TASK OBJECTIVE - Count every line of the listing where the string "Soft" occurs, and reply with the count alone.

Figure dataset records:
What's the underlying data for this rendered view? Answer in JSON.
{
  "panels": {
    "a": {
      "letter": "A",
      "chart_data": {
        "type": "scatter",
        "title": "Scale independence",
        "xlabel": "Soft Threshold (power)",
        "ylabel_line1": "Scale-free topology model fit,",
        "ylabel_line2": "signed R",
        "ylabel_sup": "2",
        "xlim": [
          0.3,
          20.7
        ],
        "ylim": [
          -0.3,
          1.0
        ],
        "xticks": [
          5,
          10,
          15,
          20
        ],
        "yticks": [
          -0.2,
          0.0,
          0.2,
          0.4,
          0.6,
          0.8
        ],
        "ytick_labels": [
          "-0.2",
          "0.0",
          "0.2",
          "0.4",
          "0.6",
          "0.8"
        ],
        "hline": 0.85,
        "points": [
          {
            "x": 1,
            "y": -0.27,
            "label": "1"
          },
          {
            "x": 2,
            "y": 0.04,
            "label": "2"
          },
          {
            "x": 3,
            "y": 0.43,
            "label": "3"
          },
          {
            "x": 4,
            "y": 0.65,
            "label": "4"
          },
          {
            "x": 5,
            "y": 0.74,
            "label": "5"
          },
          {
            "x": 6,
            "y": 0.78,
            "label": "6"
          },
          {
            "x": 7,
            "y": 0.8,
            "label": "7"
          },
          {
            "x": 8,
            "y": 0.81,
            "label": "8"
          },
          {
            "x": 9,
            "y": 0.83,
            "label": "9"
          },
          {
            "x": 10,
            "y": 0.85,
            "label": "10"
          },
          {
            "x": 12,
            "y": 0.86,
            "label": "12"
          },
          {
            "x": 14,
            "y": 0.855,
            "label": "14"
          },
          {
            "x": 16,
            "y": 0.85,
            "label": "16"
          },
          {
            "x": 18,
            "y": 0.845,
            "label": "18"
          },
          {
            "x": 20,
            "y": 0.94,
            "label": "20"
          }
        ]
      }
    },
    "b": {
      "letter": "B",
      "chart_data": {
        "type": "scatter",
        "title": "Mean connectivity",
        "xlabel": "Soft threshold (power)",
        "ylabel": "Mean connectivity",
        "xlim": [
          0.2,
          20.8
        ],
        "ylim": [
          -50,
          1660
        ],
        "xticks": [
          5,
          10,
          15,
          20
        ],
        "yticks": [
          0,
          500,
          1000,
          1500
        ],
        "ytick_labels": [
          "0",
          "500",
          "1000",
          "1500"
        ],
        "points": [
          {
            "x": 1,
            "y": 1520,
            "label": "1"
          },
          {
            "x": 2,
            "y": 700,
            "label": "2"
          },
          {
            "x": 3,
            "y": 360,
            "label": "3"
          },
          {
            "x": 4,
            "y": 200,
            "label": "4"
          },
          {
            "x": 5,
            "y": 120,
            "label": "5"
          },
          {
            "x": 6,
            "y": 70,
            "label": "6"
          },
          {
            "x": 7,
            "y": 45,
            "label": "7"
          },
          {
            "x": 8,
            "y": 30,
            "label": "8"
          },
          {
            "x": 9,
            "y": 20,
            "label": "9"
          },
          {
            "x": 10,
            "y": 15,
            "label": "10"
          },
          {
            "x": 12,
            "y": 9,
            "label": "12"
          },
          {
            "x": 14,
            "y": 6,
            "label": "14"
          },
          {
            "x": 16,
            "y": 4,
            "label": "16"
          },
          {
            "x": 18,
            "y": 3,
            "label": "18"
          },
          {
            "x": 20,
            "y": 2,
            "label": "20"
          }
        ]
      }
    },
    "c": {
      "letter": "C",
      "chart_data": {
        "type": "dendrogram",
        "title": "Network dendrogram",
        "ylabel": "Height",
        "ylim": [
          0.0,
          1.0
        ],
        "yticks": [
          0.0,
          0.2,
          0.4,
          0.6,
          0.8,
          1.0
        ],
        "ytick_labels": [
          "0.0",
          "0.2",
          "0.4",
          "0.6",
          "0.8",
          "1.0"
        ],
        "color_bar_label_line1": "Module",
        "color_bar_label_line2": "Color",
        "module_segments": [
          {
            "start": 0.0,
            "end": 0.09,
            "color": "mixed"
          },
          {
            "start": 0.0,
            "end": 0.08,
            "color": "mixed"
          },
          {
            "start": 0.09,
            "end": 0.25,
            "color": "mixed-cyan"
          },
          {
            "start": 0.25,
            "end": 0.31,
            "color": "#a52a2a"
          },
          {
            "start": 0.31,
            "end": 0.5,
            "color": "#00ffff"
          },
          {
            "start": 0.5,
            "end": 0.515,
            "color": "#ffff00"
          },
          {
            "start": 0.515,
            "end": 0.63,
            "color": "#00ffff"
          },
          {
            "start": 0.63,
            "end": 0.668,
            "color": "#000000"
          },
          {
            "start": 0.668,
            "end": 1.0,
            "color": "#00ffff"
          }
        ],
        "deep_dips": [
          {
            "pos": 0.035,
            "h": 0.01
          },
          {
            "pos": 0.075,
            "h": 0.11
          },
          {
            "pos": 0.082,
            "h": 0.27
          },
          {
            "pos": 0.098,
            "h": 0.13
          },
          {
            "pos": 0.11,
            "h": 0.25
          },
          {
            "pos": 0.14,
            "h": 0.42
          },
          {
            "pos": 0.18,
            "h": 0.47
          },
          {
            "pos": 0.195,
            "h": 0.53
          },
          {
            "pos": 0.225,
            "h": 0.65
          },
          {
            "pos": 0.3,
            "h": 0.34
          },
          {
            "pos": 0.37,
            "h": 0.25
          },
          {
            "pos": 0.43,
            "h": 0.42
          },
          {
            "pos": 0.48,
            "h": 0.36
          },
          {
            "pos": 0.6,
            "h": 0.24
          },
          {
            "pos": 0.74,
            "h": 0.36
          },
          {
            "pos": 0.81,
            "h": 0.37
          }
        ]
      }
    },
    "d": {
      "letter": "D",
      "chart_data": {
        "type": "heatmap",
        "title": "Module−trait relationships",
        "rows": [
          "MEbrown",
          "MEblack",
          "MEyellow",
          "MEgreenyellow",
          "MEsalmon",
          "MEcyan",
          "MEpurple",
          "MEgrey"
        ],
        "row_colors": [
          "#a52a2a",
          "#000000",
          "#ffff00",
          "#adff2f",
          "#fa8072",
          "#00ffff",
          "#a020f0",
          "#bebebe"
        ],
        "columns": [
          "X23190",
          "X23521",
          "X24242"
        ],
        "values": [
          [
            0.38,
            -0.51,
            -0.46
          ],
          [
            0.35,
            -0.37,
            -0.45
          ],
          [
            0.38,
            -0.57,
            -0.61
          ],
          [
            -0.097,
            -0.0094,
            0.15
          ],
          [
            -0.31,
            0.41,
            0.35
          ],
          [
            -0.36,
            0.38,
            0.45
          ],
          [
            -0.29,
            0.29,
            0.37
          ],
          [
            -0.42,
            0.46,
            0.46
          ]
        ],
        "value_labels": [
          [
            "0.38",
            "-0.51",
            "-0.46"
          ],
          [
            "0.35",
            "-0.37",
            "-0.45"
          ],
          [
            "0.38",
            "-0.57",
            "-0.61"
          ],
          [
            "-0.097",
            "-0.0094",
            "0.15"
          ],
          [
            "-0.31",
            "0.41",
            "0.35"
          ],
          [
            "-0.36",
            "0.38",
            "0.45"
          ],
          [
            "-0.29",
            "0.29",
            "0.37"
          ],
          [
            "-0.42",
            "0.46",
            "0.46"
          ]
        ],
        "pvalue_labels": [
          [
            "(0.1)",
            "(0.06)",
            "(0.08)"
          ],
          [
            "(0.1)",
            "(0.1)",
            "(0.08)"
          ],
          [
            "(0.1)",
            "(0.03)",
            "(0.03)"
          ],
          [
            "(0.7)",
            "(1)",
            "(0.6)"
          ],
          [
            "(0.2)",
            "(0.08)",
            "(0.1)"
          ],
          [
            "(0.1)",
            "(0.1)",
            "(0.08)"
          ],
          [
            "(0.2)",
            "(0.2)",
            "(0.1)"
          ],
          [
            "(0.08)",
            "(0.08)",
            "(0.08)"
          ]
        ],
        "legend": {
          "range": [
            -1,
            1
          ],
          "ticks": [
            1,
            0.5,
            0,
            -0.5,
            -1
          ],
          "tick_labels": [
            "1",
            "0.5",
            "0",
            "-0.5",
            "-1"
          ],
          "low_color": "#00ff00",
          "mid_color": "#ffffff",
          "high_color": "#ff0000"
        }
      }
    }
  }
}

SOLUTION TO THE EXERCISE - 2